### Region and label listings

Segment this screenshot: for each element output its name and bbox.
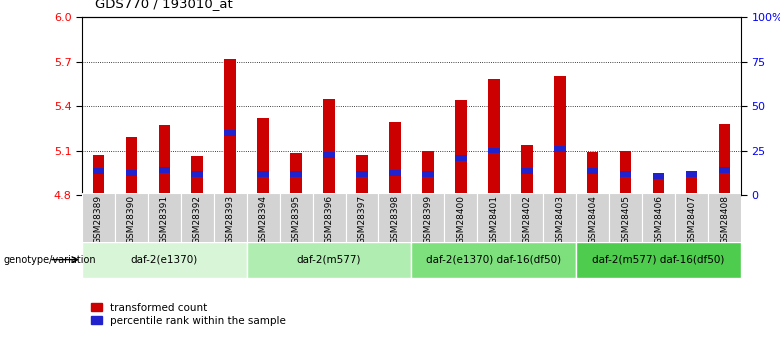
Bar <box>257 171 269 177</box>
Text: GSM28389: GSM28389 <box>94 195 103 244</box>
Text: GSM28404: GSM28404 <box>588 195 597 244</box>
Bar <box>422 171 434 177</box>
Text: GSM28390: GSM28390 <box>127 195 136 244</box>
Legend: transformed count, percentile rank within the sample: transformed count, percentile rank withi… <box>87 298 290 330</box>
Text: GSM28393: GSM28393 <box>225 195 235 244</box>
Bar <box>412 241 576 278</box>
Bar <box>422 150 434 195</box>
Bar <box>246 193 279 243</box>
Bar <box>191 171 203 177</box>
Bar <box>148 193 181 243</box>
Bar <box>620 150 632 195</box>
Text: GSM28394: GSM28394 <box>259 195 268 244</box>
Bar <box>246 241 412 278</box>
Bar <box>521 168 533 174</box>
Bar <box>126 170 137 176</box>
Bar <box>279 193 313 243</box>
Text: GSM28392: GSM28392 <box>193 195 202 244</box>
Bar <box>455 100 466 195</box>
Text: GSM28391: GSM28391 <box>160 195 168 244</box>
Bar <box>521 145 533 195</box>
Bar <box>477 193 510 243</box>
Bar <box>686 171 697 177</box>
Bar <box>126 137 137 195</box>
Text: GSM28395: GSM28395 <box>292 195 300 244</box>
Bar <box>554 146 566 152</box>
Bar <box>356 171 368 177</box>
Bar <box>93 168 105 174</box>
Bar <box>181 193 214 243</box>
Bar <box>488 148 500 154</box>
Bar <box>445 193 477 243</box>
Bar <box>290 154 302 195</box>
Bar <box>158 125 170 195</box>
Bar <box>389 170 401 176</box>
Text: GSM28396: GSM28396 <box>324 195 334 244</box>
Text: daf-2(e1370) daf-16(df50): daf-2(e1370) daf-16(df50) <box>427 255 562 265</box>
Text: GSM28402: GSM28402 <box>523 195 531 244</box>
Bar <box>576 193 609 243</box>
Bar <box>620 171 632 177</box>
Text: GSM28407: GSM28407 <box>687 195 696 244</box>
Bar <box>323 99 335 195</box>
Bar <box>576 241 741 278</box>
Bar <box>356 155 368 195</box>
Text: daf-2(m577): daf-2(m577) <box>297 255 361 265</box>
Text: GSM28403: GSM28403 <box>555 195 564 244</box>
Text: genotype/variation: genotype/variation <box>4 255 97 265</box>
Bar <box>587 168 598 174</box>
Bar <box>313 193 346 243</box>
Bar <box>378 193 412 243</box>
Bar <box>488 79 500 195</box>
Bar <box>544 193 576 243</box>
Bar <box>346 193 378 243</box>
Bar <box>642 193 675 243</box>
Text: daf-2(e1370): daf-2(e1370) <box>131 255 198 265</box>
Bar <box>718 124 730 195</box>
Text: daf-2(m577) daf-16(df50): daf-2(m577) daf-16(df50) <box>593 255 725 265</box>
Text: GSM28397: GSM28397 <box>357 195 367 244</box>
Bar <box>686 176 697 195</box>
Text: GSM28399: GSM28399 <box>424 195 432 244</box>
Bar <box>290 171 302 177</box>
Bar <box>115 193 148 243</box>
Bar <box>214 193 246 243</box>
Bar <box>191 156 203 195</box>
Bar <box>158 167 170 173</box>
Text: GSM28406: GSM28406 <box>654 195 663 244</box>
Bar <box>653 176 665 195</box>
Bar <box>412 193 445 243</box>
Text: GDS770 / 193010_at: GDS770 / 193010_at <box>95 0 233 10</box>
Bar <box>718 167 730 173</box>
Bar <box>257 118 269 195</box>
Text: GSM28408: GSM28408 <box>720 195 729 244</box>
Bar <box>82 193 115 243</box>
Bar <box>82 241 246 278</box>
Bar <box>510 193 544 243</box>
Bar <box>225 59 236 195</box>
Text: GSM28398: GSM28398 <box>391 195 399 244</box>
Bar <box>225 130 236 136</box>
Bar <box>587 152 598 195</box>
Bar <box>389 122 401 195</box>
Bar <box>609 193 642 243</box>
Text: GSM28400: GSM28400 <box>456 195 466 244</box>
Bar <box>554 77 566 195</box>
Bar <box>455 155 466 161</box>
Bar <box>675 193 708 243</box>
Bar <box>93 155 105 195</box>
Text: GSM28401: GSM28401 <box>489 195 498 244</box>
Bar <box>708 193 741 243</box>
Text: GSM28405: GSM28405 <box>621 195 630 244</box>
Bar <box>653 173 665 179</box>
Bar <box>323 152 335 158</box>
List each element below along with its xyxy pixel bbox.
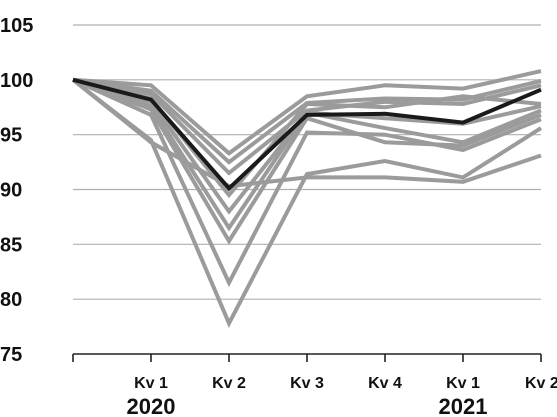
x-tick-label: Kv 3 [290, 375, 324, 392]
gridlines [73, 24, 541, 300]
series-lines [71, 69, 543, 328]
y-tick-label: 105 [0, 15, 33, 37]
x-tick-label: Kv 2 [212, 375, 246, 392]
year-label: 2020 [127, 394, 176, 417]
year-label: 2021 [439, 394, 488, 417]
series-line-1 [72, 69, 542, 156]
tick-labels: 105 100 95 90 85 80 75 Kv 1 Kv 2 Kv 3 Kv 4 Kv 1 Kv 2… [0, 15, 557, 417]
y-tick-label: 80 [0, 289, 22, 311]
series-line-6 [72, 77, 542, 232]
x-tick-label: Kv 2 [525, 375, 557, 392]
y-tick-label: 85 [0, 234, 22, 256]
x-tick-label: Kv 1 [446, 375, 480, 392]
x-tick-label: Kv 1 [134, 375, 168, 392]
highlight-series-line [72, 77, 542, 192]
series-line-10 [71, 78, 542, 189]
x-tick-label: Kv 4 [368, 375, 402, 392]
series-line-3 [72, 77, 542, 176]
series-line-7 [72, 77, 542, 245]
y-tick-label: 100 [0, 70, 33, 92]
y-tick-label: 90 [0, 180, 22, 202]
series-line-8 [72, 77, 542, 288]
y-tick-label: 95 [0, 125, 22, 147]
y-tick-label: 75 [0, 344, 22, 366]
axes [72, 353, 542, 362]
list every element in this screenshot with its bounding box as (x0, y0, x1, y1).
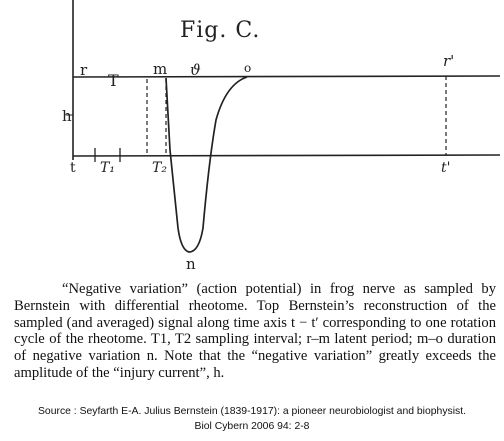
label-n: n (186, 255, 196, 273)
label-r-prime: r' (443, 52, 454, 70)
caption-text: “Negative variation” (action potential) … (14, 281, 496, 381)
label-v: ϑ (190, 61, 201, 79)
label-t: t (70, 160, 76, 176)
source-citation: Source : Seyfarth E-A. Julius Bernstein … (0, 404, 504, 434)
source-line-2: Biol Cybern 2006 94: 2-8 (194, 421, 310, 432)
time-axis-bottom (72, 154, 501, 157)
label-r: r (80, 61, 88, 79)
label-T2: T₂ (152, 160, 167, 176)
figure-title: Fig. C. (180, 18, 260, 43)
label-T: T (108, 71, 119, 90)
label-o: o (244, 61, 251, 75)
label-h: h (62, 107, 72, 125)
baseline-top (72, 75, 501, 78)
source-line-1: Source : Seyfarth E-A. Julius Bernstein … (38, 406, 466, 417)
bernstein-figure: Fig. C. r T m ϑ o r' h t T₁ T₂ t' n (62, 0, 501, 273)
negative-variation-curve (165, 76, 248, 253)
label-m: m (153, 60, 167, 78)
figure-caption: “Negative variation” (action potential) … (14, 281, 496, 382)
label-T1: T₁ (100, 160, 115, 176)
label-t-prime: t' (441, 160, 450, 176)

---

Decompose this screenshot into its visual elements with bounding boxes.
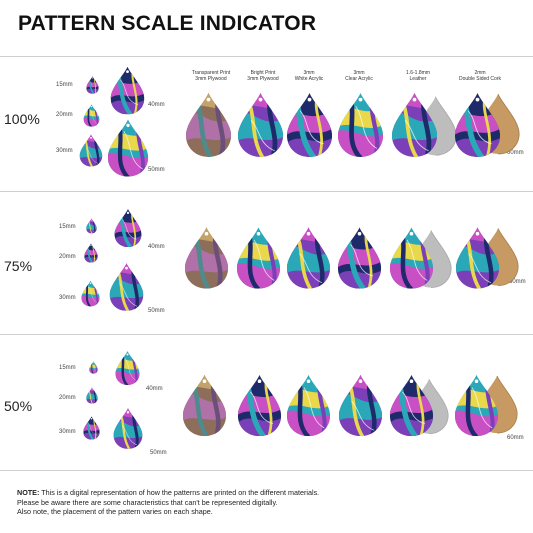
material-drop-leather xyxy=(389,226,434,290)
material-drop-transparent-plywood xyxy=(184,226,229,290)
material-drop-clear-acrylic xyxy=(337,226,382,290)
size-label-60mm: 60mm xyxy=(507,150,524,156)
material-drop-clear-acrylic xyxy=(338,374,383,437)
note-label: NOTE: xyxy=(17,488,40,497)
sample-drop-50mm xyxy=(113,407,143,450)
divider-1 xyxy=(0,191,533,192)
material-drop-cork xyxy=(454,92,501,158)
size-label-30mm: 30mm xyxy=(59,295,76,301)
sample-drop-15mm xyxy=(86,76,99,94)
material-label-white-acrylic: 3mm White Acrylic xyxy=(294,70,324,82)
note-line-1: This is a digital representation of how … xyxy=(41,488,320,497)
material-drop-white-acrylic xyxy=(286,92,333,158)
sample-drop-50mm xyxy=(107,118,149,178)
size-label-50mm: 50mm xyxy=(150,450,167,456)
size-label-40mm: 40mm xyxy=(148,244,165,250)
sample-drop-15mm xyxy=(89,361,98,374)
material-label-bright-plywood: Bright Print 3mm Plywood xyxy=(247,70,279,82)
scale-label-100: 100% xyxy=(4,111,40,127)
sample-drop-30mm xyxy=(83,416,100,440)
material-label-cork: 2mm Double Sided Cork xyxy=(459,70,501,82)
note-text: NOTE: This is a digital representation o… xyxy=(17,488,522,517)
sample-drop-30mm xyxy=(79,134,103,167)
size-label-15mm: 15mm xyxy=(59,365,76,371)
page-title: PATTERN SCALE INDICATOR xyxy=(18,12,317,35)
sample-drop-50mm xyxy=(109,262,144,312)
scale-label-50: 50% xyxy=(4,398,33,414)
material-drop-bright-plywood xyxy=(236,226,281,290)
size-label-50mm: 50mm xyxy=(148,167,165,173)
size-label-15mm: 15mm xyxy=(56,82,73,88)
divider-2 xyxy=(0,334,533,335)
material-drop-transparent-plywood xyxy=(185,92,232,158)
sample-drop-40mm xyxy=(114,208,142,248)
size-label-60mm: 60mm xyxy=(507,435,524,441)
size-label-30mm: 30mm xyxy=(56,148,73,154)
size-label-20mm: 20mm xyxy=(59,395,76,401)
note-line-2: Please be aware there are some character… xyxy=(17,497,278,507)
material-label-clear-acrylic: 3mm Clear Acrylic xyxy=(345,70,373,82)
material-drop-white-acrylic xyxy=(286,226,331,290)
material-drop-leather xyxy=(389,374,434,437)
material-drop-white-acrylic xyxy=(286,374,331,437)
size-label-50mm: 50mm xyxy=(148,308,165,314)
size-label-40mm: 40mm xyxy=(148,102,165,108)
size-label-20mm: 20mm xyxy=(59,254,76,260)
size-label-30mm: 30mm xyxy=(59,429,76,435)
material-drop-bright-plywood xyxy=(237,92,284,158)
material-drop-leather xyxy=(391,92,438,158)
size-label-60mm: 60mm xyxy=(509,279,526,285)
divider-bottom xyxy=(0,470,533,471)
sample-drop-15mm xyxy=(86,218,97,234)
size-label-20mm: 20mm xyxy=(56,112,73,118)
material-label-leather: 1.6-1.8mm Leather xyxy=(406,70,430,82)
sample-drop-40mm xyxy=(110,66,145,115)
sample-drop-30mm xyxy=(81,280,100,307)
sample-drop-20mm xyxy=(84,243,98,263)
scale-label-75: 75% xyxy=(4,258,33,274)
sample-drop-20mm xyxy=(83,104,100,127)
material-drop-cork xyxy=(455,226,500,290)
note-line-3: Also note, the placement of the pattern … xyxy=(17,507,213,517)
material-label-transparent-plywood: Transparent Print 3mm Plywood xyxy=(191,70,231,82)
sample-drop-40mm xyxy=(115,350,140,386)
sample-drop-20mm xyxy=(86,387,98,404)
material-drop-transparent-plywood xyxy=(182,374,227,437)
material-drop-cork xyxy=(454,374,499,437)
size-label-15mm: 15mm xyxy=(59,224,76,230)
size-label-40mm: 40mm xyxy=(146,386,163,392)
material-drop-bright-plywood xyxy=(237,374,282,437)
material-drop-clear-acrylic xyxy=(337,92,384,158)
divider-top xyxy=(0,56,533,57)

### What you should do
Copy word for word the lines from the one containing "x-tick-label: Kv 3 [290, 375, 324, 392]" through the one containing "y-tick-label: 85 [0, 234, 22, 256]".

### Exercise solution
x-tick-label: Kv 3 [290, 375, 324, 392]
gridlines [73, 24, 541, 300]
series-lines [71, 69, 543, 328]
y-tick-label: 105 [0, 15, 33, 37]
x-tick-label: Kv 2 [212, 375, 246, 392]
year-label: 2020 [127, 394, 176, 417]
year-label: 2021 [439, 394, 488, 417]
series-line-1 [72, 69, 542, 156]
tick-labels: 105 100 95 90 85 80 75 Kv 1 Kv 2 Kv 3 Kv 4 Kv 1 Kv 2… [0, 15, 557, 417]
y-tick-label: 80 [0, 289, 22, 311]
series-line-6 [72, 77, 542, 232]
x-tick-label: Kv 2 [525, 375, 557, 392]
y-tick-label: 85 [0, 234, 22, 256]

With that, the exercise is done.